● Work required
Copy out each line that mentions the word "folder".

Dataset records:
- - - -

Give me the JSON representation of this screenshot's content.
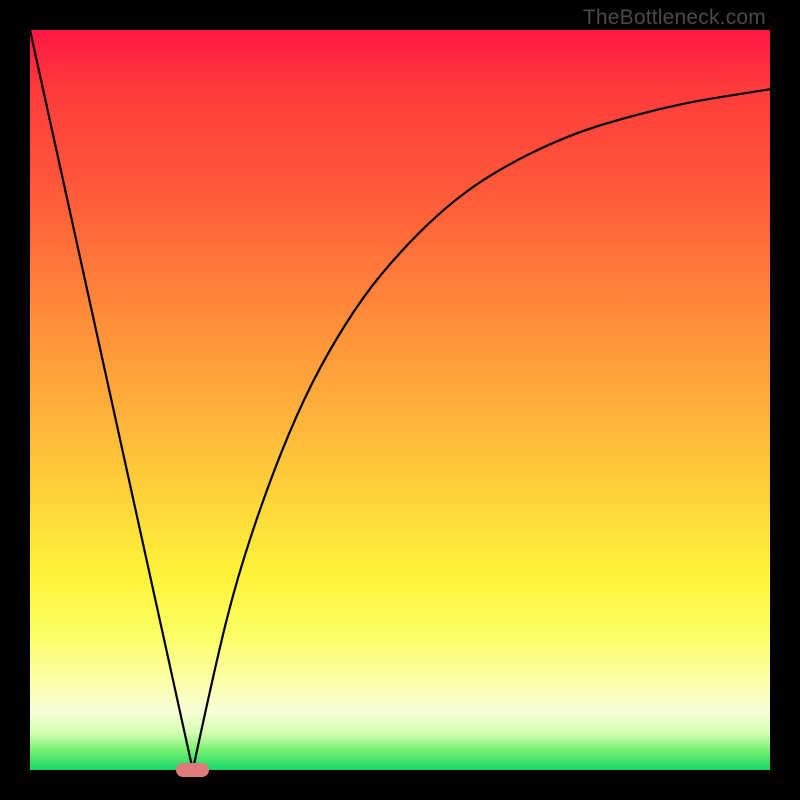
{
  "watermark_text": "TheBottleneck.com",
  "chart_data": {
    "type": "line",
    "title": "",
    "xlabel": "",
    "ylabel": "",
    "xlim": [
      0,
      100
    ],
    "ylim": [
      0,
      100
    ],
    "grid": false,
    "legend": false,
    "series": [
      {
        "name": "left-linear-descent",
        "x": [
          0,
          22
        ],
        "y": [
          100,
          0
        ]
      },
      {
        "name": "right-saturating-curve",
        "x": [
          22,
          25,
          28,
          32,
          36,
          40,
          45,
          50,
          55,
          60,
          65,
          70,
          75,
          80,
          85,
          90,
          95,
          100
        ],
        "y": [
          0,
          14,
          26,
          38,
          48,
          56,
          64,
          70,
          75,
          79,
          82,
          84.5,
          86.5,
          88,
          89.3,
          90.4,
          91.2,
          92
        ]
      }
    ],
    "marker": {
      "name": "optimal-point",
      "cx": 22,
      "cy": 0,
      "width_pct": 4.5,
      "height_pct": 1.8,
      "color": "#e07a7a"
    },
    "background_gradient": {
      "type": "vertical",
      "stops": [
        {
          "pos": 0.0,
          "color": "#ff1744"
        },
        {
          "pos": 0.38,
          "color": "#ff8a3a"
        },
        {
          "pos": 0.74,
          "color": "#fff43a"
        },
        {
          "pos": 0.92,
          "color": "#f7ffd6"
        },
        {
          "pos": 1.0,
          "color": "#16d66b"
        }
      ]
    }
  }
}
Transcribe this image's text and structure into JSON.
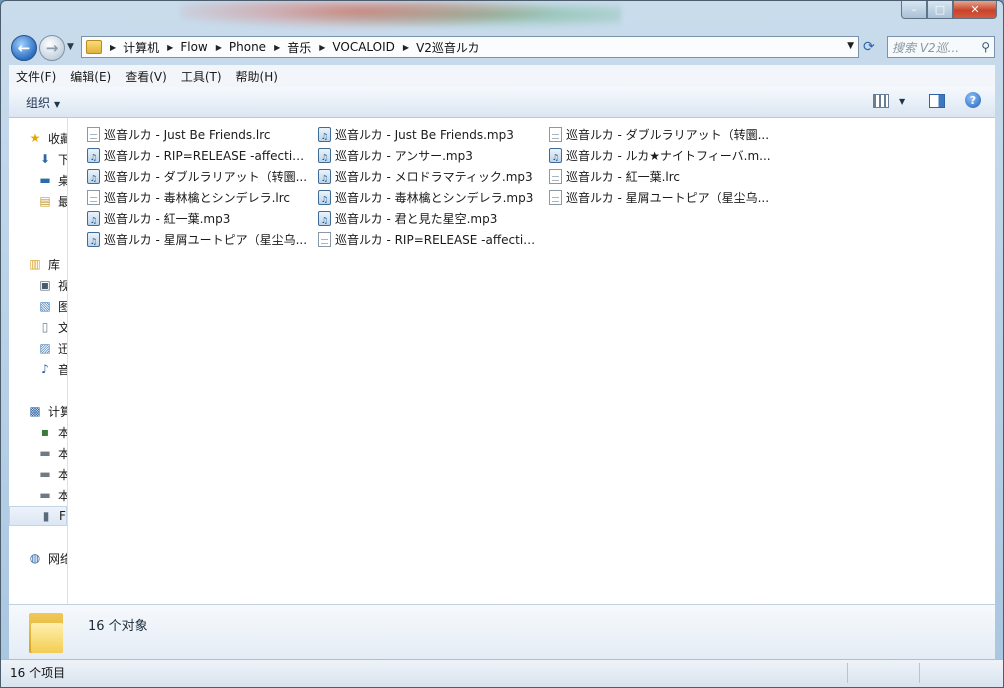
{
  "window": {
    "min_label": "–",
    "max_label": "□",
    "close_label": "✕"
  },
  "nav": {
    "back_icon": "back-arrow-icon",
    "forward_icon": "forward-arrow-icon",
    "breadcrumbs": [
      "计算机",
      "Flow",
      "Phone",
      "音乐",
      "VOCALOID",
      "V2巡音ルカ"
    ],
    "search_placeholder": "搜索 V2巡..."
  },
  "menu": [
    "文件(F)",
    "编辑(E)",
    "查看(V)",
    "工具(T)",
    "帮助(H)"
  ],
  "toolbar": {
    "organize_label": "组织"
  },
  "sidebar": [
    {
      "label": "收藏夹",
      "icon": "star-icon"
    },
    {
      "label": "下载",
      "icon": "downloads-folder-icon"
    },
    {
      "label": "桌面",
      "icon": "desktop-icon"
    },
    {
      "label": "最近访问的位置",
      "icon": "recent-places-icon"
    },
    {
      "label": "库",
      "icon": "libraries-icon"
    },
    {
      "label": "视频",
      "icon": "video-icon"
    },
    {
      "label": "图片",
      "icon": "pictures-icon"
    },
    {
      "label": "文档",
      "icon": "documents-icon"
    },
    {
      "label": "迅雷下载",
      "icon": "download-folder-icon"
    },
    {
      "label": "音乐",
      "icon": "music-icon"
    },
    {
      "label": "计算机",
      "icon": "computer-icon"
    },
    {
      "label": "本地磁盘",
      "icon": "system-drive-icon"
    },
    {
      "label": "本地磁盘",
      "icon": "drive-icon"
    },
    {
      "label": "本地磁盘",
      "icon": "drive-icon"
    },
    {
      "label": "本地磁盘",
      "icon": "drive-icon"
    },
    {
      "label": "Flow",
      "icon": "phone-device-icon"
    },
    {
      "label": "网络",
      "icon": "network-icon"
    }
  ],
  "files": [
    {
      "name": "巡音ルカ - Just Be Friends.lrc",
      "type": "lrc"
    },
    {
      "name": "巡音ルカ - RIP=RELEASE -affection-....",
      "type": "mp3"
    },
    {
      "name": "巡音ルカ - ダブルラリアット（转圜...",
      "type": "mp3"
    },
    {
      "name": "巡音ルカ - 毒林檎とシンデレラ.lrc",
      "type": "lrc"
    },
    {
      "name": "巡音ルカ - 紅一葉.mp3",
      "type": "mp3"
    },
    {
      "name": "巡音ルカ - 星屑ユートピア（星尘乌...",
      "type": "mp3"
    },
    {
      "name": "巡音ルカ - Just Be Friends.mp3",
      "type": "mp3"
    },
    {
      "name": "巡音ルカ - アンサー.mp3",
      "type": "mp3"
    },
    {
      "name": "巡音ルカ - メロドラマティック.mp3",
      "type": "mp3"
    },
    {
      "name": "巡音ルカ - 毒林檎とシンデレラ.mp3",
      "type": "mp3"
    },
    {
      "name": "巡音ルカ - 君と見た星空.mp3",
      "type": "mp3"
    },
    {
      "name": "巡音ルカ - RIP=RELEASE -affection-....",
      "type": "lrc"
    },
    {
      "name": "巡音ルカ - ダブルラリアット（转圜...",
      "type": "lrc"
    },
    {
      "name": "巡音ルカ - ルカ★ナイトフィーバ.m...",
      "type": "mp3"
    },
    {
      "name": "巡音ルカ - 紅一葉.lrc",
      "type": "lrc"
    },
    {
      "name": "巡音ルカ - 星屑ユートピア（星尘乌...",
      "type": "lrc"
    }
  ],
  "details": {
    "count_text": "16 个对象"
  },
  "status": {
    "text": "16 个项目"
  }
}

- - - -

● Solution to the problem
      "icon": "downloads-folder-icon"
      "icon": "download-folder-icon"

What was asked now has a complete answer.